> Requirement
Without the images, output each record below as it stands.

> Information given
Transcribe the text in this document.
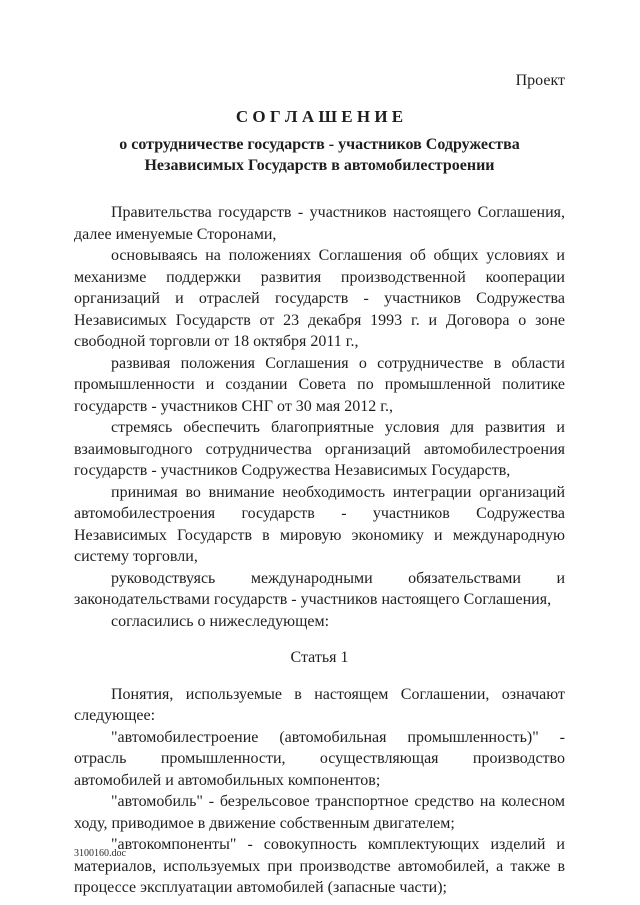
Проект
С О Г Л А Ш Е Н И Е
о сотрудничестве государств - участников Содружества
Независимых Государств в автомобилестроении

Правительства государств - участников настоящего Соглашения, далее именуемые Сторонами,

основываясь на положениях Соглашения об общих условиях и механизме поддержки развития производственной кооперации организаций и отраслей государств - участников Содружества Независимых Государств от 23 декабря 1993 г. и Договора о зоне свободной торговли от 18 октября 2011 г.,

развивая положения Соглашения о сотрудничестве в области промышленности и создании Совета по промышленной политике государств - участников СНГ от 30 мая 2012 г.,

стремясь обеспечить благоприятные условия для развития и взаимовыгодного сотрудничества организаций автомобилестроения государств - участников Содружества Независимых Государств,

принимая во внимание необходимость интеграции организаций автомобилестроения государств - участников Содружества Независимых Государств в мировую экономику и международную систему торговли,

руководствуясь международными обязательствами и законодательствами государств - участников настоящего Соглашения,

согласились о нижеследующем:

Статья 1

Понятия, используемые в настоящем Соглашении, означают следующее:

"автомобилестроение (автомобильная промышленность)" - отрасль промышленности, осуществляющая производство автомобилей и автомобильных компонентов;

"автомобиль" - безрельсовое транспортное средство на колесном ходу, приводимое в движение собственным двигателем;

"автокомпоненты" - совокупность комплектующих изделий и материалов, используемых при производстве автомобилей, а также в процессе эксплуатации автомобилей (запасные части);

3100160.doc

> Reply
Transcribe the text in this document.
Проект
С О Г Л А Ш Е Н И Е
о сотрудничестве государств - участников Содружества
Независимых Государств в автомобилестроении

Правительства государств - участников настоящего Соглашения, далее именуемые Сторонами,

основываясь на положениях Соглашения об общих условиях и механизме поддержки развития производственной кооперации организаций и отраслей государств - участников Содружества Независимых Государств от 23 декабря 1993 г. и Договора о зоне свободной торговли от 18 октября 2011 г.,

развивая положения Соглашения о сотрудничестве в области промышленности и создании Совета по промышленной политике государств - участников СНГ от 30 мая 2012 г.,

стремясь обеспечить благоприятные условия для развития и взаимовыгодного сотрудничества организаций автомобилестроения государств - участников Содружества Независимых Государств,

принимая во внимание необходимость интеграции организаций автомобилестроения государств - участников Содружества Независимых Государств в мировую экономику и международную систему торговли,

руководствуясь международными обязательствами и законодательствами государств - участников настоящего Соглашения,

согласились о нижеследующем:

Статья 1

Понятия, используемые в настоящем Соглашении, означают следующее:

"автомобилестроение (автомобильная промышленность)" - отрасль промышленности, осуществляющая производство автомобилей и автомобильных компонентов;

"автомобиль" - безрельсовое транспортное средство на колесном ходу, приводимое в движение собственным двигателем;

"автокомпоненты" - совокупность комплектующих изделий и материалов, используемых при производстве автомобилей, а также в процессе эксплуатации автомобилей (запасные части);

3100160.doc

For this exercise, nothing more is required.